* _Written task_
Restate the records in their entirety, word for word.

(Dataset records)
— BEGIN —

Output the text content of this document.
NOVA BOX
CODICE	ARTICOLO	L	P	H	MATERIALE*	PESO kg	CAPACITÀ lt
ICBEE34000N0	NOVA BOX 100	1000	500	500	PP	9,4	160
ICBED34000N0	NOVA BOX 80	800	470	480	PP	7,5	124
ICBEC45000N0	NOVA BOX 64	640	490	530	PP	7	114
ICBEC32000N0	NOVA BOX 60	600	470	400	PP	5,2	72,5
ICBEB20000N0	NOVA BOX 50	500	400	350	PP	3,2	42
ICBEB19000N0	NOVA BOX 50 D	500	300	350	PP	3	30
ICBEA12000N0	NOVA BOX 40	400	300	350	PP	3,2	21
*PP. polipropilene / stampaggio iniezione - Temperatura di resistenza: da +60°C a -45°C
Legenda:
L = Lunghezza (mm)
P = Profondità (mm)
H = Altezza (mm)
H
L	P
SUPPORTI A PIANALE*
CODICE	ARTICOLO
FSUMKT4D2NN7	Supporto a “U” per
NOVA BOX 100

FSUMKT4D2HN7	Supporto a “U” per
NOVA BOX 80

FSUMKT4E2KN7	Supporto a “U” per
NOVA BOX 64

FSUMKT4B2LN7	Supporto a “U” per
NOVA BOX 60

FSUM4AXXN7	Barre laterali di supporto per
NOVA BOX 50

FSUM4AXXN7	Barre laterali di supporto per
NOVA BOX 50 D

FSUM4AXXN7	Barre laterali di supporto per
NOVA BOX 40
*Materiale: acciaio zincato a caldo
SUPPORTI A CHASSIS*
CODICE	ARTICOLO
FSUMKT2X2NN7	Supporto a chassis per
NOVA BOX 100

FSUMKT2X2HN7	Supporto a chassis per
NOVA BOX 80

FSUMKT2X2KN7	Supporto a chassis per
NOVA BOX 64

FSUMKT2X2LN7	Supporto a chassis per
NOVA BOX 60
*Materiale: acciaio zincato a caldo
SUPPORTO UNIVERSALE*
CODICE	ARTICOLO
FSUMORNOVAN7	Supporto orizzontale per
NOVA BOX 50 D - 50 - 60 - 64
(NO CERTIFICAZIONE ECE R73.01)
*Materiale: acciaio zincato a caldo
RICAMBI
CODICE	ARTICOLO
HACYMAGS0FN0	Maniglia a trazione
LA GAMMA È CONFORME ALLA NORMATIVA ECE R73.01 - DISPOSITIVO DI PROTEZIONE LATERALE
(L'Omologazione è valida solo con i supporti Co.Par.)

— END —

* _Expected answer_
Output the text content of this document.
NOVA BOX
CODICE	ARTICOLO	L	P	H	MATERIALE*	PESO kg	CAPACITÀ lt
ICBEE34000N0	NOVA BOX 100	1000	500	500	PP	9,4	160
ICBED34000N0	NOVA BOX 80	800	470	480	PP	7,5	124
ICBEC45000N0	NOVA BOX 64	640	490	530	PP	7	114
ICBEC32000N0	NOVA BOX 60	600	470	400	PP	5,2	72,5
ICBEB20000N0	NOVA BOX 50	500	400	350	PP	3,2	42
ICBEB19000N0	NOVA BOX 50 D	500	300	350	PP	3	30
ICBEA12000N0	NOVA BOX 40	400	300	350	PP	3,2	21
*PP. polipropilene / stampaggio iniezione - Temperatura di resistenza: da +60°C a -45°C
Legenda:
L = Lunghezza (mm)
P = Profondità (mm)
H = Altezza (mm)
H
L	P
SUPPORTI A PIANALE*
CODICE	ARTICOLO
FSUMKT4D2NN7	Supporto a “U” per
NOVA BOX 100

FSUMKT4D2HN7	Supporto a “U” per
NOVA BOX 80

FSUMKT4E2KN7	Supporto a “U” per
NOVA BOX 64

FSUMKT4B2LN7	Supporto a “U” per
NOVA BOX 60

FSUM4AXXN7	Barre laterali di supporto per
NOVA BOX 50

FSUM4AXXN7	Barre laterali di supporto per
NOVA BOX 50 D

FSUM4AXXN7	Barre laterali di supporto per
NOVA BOX 40
*Materiale: acciaio zincato a caldo
SUPPORTI A CHASSIS*
CODICE	ARTICOLO
FSUMKT2X2NN7	Supporto a chassis per
NOVA BOX 100

FSUMKT2X2HN7	Supporto a chassis per
NOVA BOX 80

FSUMKT2X2KN7	Supporto a chassis per
NOVA BOX 64

FSUMKT2X2LN7	Supporto a chassis per
NOVA BOX 60
*Materiale: acciaio zincato a caldo
SUPPORTO UNIVERSALE*
CODICE	ARTICOLO
FSUMORNOVAN7	Supporto orizzontale per
NOVA BOX 50 D - 50 - 60 - 64
(NO CERTIFICAZIONE ECE R73.01)
*Materiale: acciaio zincato a caldo
RICAMBI
CODICE	ARTICOLO
HACYMAGS0FN0	Maniglia a trazione
LA GAMMA È CONFORME ALLA NORMATIVA ECE R73.01 - DISPOSITIVO DI PROTEZIONE LATERALE
(L'Omologazione è valida solo con i supporti Co.Par.)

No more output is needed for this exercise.